» **Set problem 1**
In the passage about personal heroes below, condense the paragraph beginning "After that the Conjurer" into a short list of its main facts.

After that the Conjurer, that being my beloved mother, put me into a reading rocket I quickly gathered some thousand personal heroes. Some of them real and some fictional, 100% percent apparently dead and 97% percent males! I adore women and I do not fancy men too much, but the “XX” set was quite small. I remember Jeanne d’Arc, Lady Godiva, splendid anatomy, Judith dragging Holopherne capitulum by the mane, Grazia Deledda, I am the only person alive who recalls her, Isadora Duncan, Cornelia Gracchus, La Pasionaria who got her son executed by Stalin without a whimper or a sharp Mae West – who asked the partner while dancing during prohibition era : “Is that a gun in your pocket, or are you just happy to see me?” …Well great time! Now, my heroes’ line was frontally settled. I saw all of them at once. If I made a discrete invite one or two were stepping out of the ranks for a talk: Ghenghis Khan, Achilles, Tarzan, the Marco Polo the super liar, Edinson and Humphry Davy, Jerry Owens, Pasteur, Mozart and Leonardo, Napoleon and Jack London, Buster Keaton and Alexander the Great, Ray Sugar Robinson and Paganini, Sinbad, Richard Lionheart and the Cardinal Richelieu, Captain Cook and Peter the Great, Houdini…I hated them! They will live forever in some people’s memory, at least till the achievement of the IMMIGRATION era, while I will die anonymously, you too, like flotsam on a lonely shore. One of them I was often calling upon was that big trickster, gigante imbroligone, Christopher Columbus, or probably CRISTOFORO COLOMBO, the world most famous pigeon born in Genova and in 19 other places and who died officially, as don Cristobal Colon in Spain. It was for him that I went to Santo Domingo the first piece of the New World continents on which he laid his cleaved hoof in 1492 (he will be desacralized soon in US by the CORRECTS for untimely misbehavior) and christianized it – La Española.To tell that already in 1507 the continent he discovered is called in Waldseemuller map America after Amerigo Vespuccia a later explorer? Foxy Columbus managed to pass away the previous year and spared to himself an extra broken heart!

» **Set problem 2**
Reproduce the rows word for word, from the start of the rows through the line containing "x-tick-label: 85: [539, 894, 576, 931]", including that line.

» **Dataset records**

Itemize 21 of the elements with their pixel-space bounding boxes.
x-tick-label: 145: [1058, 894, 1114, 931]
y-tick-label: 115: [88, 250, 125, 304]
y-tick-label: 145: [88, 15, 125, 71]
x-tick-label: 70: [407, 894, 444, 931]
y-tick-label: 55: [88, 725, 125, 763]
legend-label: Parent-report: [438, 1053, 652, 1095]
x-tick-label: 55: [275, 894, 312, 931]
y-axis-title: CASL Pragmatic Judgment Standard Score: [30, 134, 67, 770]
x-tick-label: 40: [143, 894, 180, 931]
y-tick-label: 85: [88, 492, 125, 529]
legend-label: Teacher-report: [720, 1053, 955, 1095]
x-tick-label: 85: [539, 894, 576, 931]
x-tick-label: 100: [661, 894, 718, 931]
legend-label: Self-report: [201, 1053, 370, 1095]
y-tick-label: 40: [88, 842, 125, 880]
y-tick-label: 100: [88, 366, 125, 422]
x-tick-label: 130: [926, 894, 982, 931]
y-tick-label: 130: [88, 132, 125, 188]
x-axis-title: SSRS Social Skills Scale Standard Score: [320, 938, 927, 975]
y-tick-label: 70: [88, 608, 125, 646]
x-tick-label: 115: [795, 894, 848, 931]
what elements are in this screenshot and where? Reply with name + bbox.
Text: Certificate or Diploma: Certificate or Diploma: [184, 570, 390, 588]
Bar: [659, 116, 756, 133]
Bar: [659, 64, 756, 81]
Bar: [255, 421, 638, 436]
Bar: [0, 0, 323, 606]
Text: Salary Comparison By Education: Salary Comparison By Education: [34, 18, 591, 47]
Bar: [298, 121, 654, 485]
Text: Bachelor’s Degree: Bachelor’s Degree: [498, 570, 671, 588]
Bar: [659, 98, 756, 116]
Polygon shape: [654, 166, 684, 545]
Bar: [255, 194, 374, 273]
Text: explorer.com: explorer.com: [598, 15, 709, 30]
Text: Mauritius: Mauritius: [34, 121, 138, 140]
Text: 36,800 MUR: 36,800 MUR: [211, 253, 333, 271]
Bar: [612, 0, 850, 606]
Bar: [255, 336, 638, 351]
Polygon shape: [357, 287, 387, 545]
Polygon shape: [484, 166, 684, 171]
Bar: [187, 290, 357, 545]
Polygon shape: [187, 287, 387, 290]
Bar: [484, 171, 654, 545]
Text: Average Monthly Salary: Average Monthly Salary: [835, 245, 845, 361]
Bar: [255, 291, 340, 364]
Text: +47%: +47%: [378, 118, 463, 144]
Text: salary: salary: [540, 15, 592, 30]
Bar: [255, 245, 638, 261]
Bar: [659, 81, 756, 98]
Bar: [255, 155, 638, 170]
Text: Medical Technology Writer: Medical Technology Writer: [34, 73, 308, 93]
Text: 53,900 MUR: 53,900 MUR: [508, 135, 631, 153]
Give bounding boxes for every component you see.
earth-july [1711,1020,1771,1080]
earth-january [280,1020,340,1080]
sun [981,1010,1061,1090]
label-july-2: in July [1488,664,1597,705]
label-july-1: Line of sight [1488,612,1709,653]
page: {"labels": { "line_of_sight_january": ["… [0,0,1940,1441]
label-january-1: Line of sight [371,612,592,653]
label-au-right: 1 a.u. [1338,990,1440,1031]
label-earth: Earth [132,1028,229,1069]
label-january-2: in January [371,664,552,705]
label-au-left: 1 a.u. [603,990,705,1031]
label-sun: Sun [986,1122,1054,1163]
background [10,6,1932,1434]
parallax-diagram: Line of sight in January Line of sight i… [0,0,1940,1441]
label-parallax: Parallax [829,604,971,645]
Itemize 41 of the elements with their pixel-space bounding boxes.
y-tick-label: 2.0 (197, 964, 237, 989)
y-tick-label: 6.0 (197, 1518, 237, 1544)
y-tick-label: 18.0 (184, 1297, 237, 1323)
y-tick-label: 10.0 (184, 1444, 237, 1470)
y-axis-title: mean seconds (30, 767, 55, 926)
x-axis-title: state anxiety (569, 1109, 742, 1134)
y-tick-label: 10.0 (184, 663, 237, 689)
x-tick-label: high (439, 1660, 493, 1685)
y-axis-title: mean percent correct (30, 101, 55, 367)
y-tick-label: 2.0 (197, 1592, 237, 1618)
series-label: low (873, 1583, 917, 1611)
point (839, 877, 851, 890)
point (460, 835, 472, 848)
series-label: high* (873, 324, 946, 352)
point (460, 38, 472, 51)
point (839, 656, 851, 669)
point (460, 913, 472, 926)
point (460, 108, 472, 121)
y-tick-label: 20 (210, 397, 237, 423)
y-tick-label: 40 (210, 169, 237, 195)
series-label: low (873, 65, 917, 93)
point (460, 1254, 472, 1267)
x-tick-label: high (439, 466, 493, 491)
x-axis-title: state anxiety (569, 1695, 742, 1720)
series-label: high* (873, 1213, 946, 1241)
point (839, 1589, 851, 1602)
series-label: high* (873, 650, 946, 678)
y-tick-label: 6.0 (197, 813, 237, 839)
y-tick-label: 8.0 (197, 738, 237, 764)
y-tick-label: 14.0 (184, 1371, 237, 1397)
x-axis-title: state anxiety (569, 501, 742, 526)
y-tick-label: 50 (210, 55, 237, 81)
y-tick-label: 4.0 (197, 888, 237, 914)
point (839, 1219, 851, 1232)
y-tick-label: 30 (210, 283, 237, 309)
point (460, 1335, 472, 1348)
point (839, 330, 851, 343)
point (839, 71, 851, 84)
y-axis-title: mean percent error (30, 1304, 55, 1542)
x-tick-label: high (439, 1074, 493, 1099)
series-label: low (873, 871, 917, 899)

» **Expected answer 1**
- The narrator's mother, called the Conjurer, started the narrator reading, and the narrator soon gathered some thousand personal heroes, both real and fictional.
- By the narrator's count, all of them were apparently dead and 97% were male. The female set was small and included Jeanne d'Arc, Lady Godiva, Judith, Grazia Deledda, Isadora Duncan, Cornelia Gracchus, La Pasionaria and Mae West.
- The heroes stood lined up together, and when invited, one or two would step out of the ranks for a talk. Among them were Achilles, Tarzan, Mozart, Leonardo, Napoleon and Houdini.
- The narrator hated them, because they will live on in memory while the narrator will die anonymously.
- The hero most often called upon was Christopher Columbus. He was born in Genova, and, the narrator jokes, in 19 other places. He officially died in Spain as don Cristobal Colon.
- The narrator went to Santo Domingo for his sake. It was the first piece of the New World that Columbus reached in 1492, and he christianized it as La Española.
- By 1507, the Waldseemuller map already called the continent America after a later explorer. Columbus had died the previous year, which spared him that extra heartbreak.

» **Expected answer 2**
Itemize 21 of the elements with their pixel-space bounding boxes.
x-tick-label: 145: [1058, 894, 1114, 931]
y-tick-label: 115: [88, 250, 125, 304]
y-tick-label: 145: [88, 15, 125, 71]
x-tick-label: 70: [407, 894, 444, 931]
y-tick-label: 55: [88, 725, 125, 763]
legend-label: Parent-report: [438, 1053, 652, 1095]
x-tick-label: 55: [275, 894, 312, 931]
y-axis-title: CASL Pragmatic Judgment Standard Score: [30, 134, 67, 770]
x-tick-label: 40: [143, 894, 180, 931]
y-tick-label: 85: [88, 492, 125, 529]
legend-label: Teacher-report: [720, 1053, 955, 1095]
x-tick-label: 85: [539, 894, 576, 931]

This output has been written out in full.